Dataset records —
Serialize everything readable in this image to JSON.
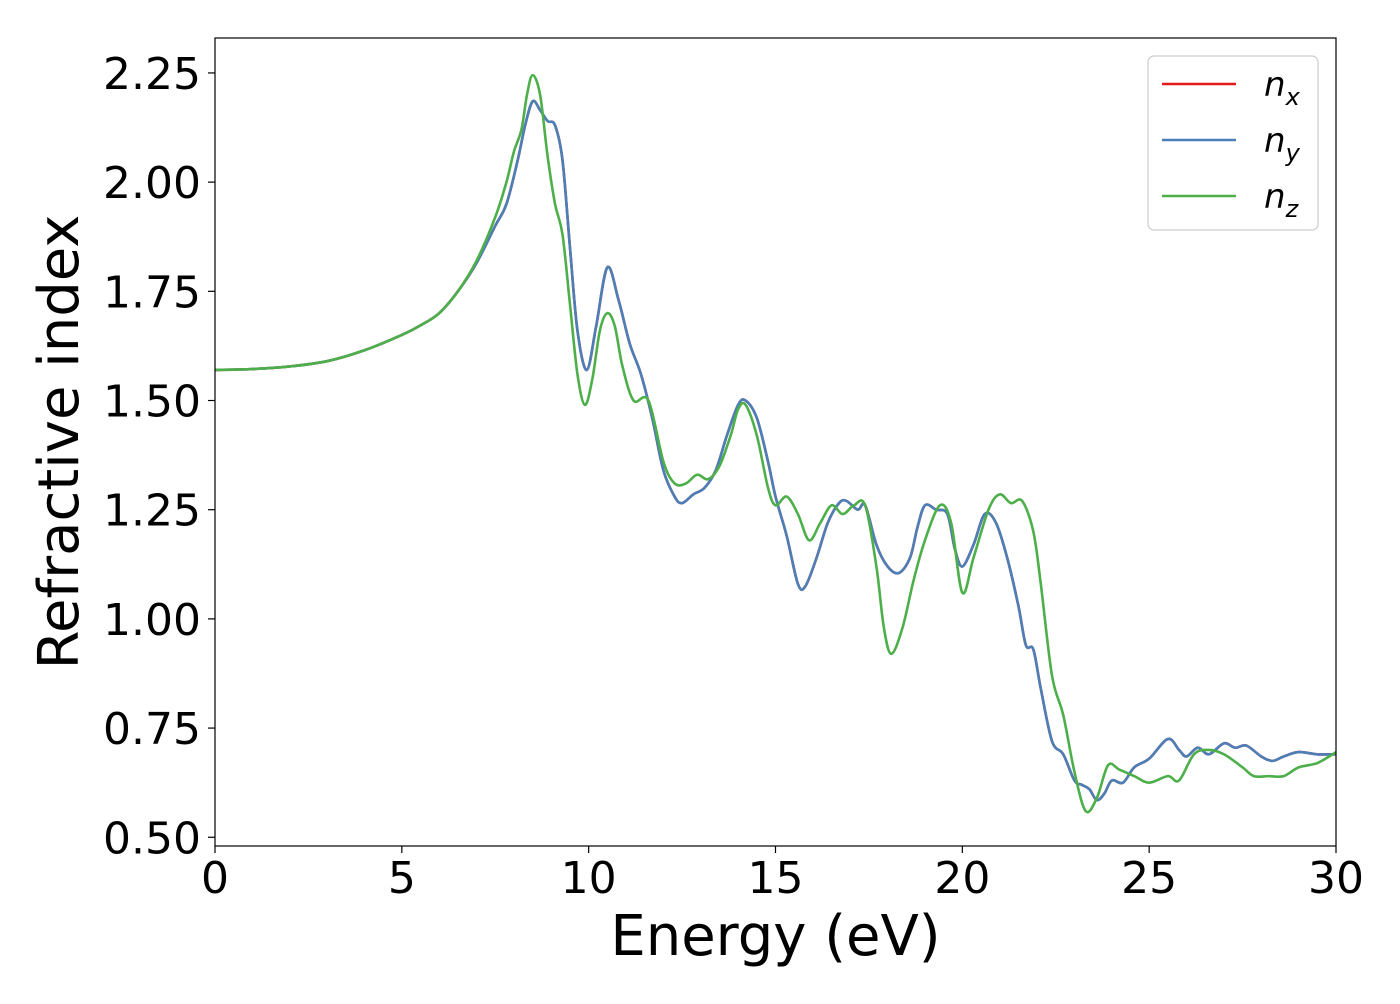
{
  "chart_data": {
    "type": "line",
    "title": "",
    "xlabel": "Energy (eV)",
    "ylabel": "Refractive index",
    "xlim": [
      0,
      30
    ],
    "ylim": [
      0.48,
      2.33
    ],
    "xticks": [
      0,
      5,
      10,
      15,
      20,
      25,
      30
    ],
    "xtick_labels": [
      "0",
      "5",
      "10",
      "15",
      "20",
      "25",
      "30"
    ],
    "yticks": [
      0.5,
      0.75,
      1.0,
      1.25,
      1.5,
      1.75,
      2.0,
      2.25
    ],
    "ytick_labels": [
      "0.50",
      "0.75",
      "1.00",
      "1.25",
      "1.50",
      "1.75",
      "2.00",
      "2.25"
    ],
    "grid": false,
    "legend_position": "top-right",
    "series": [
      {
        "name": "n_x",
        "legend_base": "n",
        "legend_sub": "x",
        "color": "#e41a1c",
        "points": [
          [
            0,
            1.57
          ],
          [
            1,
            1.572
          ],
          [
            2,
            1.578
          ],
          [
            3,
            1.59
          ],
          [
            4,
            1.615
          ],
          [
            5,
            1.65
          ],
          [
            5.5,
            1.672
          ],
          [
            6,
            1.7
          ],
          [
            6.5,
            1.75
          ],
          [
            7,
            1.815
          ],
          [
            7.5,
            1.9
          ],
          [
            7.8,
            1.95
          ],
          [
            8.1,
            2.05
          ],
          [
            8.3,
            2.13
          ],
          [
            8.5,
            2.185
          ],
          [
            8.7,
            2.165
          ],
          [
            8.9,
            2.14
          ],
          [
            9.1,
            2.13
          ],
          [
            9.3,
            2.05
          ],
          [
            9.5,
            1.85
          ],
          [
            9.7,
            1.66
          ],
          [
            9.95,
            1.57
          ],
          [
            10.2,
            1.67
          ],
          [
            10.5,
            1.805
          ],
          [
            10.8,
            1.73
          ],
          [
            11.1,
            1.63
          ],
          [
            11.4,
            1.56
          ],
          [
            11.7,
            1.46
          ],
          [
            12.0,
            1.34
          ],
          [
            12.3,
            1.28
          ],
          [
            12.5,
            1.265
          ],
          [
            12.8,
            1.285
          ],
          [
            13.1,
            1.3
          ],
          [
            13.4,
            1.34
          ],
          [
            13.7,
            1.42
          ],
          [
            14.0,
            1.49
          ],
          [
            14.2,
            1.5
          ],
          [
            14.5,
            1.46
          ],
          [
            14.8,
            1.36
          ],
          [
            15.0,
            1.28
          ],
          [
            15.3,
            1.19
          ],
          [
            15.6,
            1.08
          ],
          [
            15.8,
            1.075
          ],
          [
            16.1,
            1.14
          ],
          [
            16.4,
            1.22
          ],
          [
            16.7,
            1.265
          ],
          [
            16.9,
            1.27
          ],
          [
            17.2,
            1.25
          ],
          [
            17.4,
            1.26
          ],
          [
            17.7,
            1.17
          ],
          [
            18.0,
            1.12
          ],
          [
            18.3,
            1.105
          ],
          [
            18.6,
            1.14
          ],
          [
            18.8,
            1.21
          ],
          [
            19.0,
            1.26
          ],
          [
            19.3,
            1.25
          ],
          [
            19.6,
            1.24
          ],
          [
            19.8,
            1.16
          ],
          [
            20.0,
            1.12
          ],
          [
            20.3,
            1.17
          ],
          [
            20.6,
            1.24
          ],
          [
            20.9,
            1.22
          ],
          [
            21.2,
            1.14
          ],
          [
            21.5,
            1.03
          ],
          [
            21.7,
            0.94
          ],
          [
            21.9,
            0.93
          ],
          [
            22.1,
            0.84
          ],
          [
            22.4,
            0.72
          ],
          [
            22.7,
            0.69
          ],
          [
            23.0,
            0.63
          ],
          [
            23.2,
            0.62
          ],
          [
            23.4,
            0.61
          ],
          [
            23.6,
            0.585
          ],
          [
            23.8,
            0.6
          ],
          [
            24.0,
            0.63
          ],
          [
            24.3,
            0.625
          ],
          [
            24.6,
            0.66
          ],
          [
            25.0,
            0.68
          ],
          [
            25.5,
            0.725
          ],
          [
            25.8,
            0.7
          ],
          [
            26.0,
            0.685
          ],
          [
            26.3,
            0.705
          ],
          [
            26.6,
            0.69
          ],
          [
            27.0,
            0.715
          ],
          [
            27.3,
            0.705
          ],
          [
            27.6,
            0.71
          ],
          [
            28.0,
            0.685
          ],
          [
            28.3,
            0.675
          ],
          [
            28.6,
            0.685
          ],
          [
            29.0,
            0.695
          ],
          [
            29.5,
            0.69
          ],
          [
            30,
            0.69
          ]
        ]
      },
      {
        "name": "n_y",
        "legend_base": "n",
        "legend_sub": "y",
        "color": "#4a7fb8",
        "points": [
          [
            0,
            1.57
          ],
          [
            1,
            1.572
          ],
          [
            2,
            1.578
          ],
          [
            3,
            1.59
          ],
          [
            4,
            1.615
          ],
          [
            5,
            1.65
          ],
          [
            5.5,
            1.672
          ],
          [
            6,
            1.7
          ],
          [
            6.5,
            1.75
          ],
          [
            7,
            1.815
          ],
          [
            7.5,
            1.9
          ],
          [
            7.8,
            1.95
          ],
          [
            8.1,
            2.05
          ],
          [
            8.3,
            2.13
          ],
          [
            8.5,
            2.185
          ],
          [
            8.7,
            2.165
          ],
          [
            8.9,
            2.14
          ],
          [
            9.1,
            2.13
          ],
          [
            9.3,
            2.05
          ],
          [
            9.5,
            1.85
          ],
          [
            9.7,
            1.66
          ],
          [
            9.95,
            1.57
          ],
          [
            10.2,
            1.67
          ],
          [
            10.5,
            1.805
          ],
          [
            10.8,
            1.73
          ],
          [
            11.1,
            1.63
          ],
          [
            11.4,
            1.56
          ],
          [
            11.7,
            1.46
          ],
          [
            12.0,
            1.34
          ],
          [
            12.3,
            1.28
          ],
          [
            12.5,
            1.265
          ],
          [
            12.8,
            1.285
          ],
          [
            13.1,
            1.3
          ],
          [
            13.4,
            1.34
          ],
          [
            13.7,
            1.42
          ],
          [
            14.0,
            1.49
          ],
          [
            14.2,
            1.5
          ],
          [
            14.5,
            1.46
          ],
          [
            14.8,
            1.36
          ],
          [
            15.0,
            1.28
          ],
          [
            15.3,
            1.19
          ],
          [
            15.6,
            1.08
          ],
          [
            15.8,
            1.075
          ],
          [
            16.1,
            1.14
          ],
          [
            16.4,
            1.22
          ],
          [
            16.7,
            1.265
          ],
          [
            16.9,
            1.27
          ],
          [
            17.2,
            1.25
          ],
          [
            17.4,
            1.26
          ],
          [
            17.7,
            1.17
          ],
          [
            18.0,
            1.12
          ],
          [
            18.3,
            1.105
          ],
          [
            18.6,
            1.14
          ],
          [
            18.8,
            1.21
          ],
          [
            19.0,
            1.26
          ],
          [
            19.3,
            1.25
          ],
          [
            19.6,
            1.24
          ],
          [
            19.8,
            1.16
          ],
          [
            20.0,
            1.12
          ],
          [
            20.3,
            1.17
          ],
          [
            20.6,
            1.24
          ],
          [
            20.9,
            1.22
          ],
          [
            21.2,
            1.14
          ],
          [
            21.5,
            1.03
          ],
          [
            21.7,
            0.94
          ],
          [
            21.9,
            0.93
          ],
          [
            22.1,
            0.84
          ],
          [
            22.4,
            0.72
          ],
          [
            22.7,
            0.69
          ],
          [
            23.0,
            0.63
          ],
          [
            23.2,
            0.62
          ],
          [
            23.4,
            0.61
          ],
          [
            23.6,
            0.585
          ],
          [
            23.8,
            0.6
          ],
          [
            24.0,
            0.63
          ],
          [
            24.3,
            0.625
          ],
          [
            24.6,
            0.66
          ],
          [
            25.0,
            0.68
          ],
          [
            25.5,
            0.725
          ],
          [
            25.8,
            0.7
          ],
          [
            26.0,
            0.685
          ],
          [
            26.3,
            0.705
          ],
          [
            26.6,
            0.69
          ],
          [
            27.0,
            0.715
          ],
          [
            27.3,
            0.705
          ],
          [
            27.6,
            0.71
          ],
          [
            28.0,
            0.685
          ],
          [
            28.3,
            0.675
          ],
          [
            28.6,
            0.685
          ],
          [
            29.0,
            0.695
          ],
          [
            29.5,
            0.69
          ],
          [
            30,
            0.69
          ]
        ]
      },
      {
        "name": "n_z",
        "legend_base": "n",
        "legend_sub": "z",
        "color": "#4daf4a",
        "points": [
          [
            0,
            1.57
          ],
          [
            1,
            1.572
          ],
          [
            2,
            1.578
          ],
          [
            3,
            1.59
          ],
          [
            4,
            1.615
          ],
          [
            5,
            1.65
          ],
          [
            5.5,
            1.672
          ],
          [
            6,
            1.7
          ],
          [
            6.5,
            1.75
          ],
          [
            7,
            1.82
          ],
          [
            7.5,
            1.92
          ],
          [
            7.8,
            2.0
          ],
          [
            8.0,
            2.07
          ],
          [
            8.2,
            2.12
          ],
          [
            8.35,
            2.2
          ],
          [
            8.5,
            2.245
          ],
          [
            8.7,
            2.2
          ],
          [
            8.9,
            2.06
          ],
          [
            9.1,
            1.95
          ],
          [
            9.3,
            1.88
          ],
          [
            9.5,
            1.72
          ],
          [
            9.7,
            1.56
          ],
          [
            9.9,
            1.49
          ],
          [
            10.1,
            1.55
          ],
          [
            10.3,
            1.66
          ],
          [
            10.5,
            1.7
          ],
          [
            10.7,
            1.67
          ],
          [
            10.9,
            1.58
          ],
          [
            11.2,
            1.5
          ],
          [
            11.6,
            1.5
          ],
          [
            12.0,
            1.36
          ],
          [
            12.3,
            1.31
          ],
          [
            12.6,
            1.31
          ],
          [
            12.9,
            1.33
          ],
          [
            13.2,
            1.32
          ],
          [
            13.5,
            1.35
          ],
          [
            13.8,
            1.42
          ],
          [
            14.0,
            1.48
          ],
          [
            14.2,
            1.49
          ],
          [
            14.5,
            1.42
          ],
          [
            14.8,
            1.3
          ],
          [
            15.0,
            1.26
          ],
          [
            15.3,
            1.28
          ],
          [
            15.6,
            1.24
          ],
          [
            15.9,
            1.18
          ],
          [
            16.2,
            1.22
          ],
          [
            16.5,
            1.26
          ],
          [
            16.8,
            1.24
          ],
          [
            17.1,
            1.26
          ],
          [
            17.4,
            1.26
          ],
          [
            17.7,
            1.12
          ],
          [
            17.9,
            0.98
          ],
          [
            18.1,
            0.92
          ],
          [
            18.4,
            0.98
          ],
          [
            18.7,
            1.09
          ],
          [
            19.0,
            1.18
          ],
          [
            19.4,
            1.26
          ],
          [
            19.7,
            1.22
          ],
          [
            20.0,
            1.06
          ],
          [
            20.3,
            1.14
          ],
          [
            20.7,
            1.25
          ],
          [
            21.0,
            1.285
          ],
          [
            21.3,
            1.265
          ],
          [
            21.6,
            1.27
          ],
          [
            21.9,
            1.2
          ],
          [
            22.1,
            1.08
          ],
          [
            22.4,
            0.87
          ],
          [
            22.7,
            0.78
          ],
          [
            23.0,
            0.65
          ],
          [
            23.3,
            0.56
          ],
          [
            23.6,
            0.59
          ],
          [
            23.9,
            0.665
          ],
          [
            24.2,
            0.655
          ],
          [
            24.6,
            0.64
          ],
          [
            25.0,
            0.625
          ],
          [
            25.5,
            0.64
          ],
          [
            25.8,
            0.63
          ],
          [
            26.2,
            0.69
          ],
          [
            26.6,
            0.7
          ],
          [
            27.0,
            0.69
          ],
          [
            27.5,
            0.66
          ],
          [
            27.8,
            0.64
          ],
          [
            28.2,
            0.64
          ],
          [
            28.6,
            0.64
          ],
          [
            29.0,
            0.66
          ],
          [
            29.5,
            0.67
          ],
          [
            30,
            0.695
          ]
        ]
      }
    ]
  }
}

Required work — Write out every line of the preceding listing that contains "color".

Answer to the problem —
        "color": "#e41a1c",
        "color": "#4a7fb8",
        "color": "#4daf4a",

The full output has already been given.